Document page transcript entries:
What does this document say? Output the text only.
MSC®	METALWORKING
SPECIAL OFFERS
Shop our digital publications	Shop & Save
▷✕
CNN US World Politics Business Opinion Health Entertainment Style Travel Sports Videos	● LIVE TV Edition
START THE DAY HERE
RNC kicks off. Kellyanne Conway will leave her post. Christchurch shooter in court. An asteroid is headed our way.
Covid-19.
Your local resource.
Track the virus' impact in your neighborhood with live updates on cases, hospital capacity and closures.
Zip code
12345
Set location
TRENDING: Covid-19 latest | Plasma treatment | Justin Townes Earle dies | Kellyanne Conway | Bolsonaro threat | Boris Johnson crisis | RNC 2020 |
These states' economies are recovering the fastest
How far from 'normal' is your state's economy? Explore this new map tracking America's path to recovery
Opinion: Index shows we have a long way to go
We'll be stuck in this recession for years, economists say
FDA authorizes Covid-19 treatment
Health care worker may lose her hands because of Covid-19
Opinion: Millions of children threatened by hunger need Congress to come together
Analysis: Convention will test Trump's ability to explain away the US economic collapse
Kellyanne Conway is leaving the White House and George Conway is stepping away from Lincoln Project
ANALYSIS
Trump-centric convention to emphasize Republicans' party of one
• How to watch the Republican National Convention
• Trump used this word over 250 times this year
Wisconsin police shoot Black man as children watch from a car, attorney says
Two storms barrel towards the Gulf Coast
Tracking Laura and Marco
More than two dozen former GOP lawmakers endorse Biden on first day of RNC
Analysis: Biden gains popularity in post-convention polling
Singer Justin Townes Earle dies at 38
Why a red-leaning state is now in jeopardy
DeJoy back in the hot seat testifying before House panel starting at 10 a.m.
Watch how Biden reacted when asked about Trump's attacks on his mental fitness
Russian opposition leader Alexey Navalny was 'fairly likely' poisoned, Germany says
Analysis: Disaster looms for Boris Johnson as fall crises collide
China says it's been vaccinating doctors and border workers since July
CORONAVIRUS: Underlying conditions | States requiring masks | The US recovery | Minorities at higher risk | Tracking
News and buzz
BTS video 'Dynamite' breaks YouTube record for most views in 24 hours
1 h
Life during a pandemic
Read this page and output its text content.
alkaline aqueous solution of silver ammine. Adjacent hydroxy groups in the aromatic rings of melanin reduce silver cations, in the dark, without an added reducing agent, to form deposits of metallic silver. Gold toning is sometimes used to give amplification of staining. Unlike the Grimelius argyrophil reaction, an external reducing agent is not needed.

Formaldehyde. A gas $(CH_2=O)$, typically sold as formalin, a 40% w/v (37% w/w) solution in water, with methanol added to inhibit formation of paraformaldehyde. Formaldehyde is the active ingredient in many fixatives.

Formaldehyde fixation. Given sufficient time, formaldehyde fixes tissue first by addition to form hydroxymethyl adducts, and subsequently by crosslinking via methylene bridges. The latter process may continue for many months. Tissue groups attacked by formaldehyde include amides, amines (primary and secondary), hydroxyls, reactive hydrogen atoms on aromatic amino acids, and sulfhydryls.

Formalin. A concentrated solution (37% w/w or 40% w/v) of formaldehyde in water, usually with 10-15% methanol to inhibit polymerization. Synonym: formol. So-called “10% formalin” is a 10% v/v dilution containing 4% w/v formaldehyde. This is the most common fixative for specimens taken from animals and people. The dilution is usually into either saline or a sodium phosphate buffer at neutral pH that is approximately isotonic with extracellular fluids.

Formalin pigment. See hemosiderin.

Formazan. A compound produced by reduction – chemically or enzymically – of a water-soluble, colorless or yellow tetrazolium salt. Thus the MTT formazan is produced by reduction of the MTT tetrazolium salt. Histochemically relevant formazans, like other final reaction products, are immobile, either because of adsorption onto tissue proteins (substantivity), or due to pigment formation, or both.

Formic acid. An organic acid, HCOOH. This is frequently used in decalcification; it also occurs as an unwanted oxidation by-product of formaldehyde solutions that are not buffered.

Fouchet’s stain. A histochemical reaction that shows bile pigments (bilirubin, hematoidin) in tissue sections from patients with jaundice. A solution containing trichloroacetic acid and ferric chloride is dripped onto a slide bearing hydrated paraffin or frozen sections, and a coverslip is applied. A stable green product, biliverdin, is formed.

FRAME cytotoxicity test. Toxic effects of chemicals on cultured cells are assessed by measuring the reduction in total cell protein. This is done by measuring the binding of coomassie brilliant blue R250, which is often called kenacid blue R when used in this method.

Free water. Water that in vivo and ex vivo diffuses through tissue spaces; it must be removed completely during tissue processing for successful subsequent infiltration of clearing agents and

AIM OF THE EXERCISE: Copy the lines of the entries above that mention "because".

TASK RESPONSE:
Health care worker may lose her hands because of Covid-19
Formazan. A compound produced by reduction – chemically or enzymically – of a water-soluble, colorless or yellow tetrazolium salt. Thus the MTT formazan is produced by reduction of the MTT tetrazolium salt. Histochemically relevant formazans, like other final reaction products, are immobile, either because of adsorption onto tissue proteins (substantivity), or due to pigment formation, or both.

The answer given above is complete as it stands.